> [Task objective]
Please state how many lines in the records contain the string "Субсидии", with no words besides the number.

Records from a data source
════════════════

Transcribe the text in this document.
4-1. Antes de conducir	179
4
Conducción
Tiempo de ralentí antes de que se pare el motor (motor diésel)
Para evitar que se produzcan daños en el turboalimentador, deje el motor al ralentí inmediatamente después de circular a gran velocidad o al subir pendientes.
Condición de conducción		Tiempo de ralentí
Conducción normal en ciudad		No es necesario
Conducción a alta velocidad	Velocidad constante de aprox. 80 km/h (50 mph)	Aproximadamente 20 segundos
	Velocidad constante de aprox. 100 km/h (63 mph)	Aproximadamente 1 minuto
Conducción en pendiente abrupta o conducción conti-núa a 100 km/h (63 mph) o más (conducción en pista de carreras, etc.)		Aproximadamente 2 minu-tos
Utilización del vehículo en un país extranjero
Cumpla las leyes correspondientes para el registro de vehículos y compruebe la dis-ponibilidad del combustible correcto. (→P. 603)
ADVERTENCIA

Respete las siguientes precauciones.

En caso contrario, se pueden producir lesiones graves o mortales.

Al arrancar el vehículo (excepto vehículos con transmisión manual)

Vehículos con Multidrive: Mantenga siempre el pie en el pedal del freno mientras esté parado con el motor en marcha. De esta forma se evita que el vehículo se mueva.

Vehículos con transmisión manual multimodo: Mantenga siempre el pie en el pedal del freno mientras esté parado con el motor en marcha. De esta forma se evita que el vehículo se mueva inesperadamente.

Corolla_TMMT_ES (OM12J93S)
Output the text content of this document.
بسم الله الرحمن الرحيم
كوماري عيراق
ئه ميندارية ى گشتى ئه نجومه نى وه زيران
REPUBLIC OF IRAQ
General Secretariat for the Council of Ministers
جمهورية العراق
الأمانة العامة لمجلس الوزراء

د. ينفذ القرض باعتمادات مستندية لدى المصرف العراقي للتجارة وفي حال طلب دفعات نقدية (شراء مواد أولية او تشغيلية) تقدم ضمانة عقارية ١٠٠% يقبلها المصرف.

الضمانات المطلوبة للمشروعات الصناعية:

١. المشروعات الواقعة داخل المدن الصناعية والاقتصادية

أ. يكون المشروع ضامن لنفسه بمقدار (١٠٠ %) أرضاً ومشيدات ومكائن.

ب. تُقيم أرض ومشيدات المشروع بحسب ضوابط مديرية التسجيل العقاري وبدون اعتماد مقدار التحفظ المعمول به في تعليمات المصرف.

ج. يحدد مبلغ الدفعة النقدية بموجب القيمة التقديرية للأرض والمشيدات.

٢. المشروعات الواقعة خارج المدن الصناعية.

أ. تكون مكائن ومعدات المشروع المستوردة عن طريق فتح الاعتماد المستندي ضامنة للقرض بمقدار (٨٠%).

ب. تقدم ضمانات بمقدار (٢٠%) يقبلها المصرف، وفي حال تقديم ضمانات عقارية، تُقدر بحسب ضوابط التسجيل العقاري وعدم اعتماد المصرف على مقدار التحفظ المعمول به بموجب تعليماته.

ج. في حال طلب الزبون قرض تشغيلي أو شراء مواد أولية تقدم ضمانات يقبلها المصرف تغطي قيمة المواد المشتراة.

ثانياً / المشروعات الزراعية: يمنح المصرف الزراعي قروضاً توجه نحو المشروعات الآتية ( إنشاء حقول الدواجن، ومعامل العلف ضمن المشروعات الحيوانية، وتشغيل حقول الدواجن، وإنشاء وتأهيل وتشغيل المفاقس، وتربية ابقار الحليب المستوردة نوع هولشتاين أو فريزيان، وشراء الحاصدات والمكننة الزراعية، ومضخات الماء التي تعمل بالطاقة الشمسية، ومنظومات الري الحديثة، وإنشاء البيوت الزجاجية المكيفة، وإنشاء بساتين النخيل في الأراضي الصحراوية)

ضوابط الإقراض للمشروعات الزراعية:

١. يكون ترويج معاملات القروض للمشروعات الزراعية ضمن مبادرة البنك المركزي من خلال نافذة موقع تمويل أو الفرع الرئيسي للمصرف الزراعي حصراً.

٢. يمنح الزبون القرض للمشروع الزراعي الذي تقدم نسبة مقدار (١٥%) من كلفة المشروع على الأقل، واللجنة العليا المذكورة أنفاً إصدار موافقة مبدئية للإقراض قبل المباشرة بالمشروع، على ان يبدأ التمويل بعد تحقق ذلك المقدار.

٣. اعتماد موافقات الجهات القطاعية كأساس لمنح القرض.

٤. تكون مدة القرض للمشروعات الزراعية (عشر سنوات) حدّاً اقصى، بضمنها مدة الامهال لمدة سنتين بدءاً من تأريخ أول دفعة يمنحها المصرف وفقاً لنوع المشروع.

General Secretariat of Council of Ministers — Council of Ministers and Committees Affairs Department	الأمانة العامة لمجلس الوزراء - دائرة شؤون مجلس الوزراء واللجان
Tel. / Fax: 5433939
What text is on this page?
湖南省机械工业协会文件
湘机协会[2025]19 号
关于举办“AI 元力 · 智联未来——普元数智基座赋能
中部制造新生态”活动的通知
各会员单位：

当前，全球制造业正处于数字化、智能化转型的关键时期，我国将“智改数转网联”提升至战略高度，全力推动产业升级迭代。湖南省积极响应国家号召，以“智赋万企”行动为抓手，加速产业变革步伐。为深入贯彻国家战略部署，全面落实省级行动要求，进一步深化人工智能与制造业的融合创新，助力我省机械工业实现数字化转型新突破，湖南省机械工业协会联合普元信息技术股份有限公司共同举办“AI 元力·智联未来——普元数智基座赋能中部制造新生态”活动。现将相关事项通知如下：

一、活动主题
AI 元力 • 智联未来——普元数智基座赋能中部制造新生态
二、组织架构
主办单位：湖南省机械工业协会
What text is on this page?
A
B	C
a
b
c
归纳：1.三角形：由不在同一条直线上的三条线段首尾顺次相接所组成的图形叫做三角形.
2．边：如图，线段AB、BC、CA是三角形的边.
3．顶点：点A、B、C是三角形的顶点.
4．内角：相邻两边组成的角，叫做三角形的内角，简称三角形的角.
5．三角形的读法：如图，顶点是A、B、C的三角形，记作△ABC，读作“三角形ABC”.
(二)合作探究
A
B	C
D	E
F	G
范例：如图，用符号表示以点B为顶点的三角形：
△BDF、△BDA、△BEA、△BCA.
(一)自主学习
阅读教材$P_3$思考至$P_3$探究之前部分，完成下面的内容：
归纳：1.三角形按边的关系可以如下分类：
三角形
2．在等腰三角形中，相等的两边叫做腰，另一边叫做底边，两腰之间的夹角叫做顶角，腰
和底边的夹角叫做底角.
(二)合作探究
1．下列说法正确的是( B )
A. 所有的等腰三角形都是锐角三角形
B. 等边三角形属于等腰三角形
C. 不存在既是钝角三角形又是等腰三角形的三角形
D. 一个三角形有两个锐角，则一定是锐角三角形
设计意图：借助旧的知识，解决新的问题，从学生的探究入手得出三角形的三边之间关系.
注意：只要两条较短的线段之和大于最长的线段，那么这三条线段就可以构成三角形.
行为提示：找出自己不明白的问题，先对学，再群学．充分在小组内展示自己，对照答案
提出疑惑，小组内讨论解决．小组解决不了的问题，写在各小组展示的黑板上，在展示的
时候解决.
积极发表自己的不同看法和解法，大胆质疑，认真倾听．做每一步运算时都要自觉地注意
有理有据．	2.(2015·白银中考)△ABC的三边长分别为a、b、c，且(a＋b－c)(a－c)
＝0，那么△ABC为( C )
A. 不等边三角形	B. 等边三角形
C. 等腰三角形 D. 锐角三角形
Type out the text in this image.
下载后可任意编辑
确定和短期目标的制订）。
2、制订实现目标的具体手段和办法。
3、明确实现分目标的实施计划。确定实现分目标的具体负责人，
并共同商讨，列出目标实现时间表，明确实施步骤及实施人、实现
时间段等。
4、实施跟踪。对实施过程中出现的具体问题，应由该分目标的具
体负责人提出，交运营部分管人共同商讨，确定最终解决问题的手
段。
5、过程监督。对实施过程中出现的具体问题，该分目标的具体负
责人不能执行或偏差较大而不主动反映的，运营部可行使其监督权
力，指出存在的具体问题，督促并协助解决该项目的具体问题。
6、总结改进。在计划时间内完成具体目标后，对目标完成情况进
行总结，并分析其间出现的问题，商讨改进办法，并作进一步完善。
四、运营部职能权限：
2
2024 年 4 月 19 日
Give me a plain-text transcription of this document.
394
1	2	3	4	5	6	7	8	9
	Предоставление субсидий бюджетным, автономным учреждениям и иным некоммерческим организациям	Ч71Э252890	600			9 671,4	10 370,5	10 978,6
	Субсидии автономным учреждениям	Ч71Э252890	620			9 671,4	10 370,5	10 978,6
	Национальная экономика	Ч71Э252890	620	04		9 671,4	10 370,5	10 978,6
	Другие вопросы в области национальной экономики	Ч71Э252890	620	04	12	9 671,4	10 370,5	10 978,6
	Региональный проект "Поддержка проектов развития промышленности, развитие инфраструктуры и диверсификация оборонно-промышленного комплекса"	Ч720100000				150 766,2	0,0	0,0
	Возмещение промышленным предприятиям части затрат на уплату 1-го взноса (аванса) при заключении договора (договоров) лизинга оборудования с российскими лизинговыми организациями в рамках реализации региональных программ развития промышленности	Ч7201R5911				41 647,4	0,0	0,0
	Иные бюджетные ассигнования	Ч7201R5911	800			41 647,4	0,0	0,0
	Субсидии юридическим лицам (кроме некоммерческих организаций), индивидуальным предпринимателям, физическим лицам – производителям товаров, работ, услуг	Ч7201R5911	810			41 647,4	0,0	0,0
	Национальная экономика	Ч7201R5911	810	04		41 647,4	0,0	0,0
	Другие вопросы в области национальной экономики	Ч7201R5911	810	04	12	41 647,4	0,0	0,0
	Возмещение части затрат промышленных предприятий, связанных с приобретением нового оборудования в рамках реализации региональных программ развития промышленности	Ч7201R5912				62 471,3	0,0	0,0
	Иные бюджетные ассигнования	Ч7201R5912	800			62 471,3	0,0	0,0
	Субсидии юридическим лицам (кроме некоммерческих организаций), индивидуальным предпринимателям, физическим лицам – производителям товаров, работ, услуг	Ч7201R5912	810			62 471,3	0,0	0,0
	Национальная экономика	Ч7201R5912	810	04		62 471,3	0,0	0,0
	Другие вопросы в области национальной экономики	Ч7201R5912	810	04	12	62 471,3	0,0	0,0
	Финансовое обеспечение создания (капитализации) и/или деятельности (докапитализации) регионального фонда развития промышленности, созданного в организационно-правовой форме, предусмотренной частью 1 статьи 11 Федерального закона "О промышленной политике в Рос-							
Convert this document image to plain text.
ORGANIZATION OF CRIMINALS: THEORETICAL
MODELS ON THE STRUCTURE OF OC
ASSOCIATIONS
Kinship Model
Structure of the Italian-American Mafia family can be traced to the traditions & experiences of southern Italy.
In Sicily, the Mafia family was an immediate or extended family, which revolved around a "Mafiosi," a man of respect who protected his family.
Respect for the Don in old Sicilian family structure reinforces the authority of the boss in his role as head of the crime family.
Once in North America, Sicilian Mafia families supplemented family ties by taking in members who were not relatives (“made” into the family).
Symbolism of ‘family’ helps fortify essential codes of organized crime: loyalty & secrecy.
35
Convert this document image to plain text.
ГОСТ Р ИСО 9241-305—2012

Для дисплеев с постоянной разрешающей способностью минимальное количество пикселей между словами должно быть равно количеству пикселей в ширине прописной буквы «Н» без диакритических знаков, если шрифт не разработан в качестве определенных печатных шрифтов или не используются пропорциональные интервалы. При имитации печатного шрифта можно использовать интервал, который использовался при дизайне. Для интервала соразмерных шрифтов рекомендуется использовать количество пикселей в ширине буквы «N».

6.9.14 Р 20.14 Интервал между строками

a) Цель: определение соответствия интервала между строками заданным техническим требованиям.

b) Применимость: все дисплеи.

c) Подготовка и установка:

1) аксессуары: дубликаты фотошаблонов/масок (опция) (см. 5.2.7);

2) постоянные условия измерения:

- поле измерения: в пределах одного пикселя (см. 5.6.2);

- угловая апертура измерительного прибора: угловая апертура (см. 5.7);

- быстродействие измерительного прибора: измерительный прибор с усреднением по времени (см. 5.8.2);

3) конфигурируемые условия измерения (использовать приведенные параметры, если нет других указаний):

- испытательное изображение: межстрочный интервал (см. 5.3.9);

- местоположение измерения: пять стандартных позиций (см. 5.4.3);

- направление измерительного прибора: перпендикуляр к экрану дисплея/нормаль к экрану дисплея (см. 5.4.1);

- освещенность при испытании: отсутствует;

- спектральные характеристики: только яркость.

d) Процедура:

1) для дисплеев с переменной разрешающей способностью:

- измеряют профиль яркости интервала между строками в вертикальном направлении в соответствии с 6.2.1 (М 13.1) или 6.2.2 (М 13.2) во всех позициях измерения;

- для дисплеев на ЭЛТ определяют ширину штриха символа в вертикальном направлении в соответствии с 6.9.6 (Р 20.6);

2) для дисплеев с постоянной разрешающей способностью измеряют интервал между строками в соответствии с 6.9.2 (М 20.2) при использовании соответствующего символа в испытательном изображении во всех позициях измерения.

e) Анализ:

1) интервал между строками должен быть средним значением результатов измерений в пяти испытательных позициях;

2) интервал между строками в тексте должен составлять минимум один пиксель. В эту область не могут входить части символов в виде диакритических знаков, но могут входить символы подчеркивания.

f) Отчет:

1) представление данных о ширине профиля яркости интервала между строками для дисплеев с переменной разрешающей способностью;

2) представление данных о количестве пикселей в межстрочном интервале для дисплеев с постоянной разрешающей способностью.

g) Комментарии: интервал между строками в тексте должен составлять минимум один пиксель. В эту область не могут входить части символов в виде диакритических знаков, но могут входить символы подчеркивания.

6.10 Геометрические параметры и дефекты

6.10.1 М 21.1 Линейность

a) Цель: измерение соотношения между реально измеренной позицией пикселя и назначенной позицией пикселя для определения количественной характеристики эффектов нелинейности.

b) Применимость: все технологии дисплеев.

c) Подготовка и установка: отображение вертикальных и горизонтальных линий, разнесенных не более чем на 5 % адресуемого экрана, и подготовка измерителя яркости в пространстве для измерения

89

════════════════

> [Result below]
3